* begin Records for this task *
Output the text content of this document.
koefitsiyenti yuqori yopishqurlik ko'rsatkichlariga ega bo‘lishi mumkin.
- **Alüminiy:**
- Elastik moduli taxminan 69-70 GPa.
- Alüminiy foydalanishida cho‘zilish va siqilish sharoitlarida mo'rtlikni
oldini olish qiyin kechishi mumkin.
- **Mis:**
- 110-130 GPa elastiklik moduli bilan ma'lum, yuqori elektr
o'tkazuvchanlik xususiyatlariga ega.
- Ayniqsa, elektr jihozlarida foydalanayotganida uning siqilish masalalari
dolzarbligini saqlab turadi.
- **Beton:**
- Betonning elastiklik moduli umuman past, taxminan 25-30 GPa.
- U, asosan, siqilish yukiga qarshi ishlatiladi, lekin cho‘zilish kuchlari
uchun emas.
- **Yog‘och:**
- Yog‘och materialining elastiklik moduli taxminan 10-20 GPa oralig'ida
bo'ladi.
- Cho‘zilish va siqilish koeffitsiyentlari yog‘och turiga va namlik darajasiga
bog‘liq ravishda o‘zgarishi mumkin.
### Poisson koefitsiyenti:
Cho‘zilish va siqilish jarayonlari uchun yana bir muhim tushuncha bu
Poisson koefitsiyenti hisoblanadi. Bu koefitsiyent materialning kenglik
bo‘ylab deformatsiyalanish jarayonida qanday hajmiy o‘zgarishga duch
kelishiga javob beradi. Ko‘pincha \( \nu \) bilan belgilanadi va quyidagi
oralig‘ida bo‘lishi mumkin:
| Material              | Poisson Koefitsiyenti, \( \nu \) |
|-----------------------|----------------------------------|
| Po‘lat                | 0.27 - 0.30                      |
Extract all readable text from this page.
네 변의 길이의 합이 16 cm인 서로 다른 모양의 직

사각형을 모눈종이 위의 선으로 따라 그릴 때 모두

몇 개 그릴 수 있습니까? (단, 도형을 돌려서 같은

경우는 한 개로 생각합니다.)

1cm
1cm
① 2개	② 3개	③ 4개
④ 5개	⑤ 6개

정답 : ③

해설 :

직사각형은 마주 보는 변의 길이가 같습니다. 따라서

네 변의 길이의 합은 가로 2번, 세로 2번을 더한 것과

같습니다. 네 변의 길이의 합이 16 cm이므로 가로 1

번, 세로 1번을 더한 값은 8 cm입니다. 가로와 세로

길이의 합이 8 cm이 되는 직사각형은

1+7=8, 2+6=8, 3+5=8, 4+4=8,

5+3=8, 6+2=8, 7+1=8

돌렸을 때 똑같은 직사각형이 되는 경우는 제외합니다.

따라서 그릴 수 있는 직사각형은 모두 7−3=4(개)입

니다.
* end Records for this task *
Your task - Only the lines from the one that contains "Extract all readable text from this page." to the end of the data should be output, exactly as they appear.

Response to the task -
Extract all readable text from this page.
네 변의 길이의 합이 16 cm인 서로 다른 모양의 직

사각형을 모눈종이 위의 선으로 따라 그릴 때 모두

몇 개 그릴 수 있습니까? (단, 도형을 돌려서 같은

경우는 한 개로 생각합니다.)

1cm
1cm
① 2개	② 3개	③ 4개
④ 5개	⑤ 6개

정답 : ③

해설 :

직사각형은 마주 보는 변의 길이가 같습니다. 따라서

네 변의 길이의 합은 가로 2번, 세로 2번을 더한 것과

같습니다. 네 변의 길이의 합이 16 cm이므로 가로 1

번, 세로 1번을 더한 값은 8 cm입니다. 가로와 세로

길이의 합이 8 cm이 되는 직사각형은

1+7=8, 2+6=8, 3+5=8, 4+4=8,

5+3=8, 6+2=8, 7+1=8

돌렸을 때 똑같은 직사각형이 되는 경우는 제외합니다.

따라서 그릴 수 있는 직사각형은 모두 7−3=4(개)입

니다.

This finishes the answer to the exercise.